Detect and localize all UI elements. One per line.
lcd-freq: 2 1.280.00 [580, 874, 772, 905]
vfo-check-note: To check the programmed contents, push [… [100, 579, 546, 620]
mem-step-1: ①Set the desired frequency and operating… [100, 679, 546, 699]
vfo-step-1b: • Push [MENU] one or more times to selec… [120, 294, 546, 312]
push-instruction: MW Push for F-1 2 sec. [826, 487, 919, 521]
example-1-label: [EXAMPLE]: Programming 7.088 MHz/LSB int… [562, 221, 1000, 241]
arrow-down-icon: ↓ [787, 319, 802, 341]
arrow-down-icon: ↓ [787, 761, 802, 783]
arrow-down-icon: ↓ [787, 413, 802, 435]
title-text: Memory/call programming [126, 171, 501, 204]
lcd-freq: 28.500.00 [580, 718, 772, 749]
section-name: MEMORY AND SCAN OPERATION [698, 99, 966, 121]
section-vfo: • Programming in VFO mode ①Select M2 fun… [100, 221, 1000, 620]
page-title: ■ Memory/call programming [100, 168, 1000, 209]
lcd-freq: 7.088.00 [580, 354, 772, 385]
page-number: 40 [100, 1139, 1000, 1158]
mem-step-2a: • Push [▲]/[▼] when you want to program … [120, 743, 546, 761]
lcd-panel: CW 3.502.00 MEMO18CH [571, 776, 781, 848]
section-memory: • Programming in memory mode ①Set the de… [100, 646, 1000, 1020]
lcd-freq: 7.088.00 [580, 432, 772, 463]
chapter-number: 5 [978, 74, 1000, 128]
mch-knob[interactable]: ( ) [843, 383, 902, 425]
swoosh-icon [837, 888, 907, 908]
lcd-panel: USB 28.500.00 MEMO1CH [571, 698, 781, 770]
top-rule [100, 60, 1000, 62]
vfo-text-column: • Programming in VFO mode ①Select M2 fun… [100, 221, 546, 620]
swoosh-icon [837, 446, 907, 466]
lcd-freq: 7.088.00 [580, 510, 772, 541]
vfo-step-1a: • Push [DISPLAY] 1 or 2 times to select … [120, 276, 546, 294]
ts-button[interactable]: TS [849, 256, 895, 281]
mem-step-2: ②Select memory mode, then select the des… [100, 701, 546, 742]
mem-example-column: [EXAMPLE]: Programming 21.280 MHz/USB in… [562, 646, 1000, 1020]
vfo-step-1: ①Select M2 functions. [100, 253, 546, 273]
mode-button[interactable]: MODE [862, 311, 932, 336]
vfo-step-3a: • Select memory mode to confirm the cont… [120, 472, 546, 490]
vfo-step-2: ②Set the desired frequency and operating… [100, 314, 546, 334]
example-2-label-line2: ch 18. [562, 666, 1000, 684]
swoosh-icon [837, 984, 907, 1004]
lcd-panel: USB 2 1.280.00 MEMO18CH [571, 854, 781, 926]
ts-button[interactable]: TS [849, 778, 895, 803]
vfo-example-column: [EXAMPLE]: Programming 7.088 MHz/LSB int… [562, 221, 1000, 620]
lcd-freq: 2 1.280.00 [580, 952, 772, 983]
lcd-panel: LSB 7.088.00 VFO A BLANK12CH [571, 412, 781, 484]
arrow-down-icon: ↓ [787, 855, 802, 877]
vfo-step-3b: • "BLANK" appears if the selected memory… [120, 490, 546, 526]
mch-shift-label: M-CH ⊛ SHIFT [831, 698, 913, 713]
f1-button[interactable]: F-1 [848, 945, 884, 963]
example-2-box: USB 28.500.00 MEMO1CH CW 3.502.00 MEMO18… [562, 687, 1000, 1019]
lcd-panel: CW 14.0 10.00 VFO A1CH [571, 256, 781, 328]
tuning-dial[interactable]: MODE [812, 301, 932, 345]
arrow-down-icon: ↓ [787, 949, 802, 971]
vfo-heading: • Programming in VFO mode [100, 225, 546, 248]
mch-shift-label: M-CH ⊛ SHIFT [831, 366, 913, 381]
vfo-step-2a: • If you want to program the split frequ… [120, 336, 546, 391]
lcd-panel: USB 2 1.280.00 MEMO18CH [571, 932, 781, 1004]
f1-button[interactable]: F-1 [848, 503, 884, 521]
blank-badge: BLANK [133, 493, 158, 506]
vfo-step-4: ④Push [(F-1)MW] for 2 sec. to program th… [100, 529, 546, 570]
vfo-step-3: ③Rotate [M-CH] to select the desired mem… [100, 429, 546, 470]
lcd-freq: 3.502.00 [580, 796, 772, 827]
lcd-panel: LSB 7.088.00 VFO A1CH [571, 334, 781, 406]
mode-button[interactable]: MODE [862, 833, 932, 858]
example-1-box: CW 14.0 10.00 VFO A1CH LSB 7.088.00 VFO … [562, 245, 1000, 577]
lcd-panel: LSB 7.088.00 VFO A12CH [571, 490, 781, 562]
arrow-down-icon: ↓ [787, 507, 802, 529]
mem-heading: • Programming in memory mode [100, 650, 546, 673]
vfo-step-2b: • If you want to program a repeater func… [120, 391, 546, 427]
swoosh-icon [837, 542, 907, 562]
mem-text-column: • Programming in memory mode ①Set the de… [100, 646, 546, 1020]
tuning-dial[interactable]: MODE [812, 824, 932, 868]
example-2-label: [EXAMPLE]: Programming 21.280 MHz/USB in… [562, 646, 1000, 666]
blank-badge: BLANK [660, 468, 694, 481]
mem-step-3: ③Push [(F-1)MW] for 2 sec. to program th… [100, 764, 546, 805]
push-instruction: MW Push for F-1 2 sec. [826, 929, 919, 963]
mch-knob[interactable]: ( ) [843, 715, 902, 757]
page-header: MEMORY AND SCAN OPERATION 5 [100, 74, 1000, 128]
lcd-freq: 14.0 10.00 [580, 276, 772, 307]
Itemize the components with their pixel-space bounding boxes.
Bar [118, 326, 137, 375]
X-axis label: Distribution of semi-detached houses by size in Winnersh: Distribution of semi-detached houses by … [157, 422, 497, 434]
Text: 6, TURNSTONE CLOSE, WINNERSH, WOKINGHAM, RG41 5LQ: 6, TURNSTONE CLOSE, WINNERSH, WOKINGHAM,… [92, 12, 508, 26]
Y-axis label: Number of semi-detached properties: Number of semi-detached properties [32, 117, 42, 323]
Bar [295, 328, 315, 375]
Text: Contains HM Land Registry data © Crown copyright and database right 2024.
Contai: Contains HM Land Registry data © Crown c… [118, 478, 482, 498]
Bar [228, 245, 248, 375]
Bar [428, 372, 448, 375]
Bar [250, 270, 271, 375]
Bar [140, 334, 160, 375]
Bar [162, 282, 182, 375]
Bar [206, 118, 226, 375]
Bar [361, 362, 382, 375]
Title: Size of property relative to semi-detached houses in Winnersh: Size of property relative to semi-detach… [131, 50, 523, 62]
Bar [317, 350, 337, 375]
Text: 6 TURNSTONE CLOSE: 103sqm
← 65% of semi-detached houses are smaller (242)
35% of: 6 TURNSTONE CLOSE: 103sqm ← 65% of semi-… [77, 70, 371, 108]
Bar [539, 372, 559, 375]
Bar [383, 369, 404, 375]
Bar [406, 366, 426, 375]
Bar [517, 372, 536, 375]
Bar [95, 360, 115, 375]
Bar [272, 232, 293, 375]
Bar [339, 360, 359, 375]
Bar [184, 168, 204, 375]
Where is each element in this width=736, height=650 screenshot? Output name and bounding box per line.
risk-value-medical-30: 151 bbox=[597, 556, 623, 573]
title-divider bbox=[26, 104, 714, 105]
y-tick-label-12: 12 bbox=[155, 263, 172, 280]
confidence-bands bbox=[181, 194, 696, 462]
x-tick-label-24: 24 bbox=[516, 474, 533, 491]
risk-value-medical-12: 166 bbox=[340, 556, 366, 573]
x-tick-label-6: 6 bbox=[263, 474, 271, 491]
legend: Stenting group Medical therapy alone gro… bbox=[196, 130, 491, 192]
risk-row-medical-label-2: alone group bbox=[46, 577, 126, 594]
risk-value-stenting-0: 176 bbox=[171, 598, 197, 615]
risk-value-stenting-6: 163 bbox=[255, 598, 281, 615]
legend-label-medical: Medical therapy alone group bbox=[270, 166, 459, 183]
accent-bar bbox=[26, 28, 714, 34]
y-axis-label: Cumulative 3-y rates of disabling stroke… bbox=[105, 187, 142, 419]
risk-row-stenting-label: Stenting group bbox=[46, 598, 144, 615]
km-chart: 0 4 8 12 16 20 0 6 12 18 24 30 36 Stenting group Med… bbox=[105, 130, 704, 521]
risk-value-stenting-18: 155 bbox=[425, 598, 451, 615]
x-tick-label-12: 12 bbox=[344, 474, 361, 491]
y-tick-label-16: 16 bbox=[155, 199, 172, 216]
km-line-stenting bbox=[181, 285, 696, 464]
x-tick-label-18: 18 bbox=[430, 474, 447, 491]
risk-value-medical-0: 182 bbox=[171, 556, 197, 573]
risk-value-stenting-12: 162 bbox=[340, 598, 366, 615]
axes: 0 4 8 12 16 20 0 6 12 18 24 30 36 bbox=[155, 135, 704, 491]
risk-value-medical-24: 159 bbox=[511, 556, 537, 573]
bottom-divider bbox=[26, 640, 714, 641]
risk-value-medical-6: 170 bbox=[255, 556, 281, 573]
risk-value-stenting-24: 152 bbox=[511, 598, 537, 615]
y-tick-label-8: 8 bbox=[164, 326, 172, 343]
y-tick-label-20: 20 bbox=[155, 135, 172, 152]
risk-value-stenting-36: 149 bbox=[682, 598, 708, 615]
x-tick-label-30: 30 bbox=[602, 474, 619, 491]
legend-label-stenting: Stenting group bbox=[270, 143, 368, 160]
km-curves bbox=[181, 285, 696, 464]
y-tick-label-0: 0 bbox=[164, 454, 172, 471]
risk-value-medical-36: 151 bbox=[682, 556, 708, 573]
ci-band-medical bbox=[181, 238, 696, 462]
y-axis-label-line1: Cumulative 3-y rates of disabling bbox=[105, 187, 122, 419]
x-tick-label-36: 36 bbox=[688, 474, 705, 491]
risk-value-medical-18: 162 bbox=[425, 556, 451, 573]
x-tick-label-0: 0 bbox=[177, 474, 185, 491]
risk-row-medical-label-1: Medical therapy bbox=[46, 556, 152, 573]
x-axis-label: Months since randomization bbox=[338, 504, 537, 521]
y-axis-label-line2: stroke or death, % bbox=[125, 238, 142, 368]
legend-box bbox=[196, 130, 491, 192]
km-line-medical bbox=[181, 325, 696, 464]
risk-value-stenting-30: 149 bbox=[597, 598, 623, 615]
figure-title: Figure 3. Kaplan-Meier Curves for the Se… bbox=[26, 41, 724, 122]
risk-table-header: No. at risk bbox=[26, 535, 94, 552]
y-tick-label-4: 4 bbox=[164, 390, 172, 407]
****
Copy down the listing from its first line up to and including the line with "page-title: ■ Memory/call", keeping every character unchanged.

**Solution:**
Detect and localize all UI elements. One per line.
lcd-freq: 2 1.280.00 [580, 874, 772, 905]
vfo-check-note: To check the programmed contents, push [… [100, 579, 546, 620]
mem-step-1: ①Set the desired frequency and operating… [100, 679, 546, 699]
vfo-step-1b: • Push [MENU] one or more times to selec… [120, 294, 546, 312]
push-instruction: MW Push for F-1 2 sec. [826, 487, 919, 521]
example-1-label: [EXAMPLE]: Programming 7.088 MHz/LSB int… [562, 221, 1000, 241]
arrow-down-icon: ↓ [787, 319, 802, 341]
arrow-down-icon: ↓ [787, 761, 802, 783]
arrow-down-icon: ↓ [787, 413, 802, 435]
title-text: Memory/call programming [126, 171, 501, 204]
lcd-freq: 28.500.00 [580, 718, 772, 749]
section-name: MEMORY AND SCAN OPERATION [698, 99, 966, 121]
section-vfo: • Programming in VFO mode ①Select M2 fun… [100, 221, 1000, 620]
page-title: ■ Memory/call programming [100, 168, 1000, 209]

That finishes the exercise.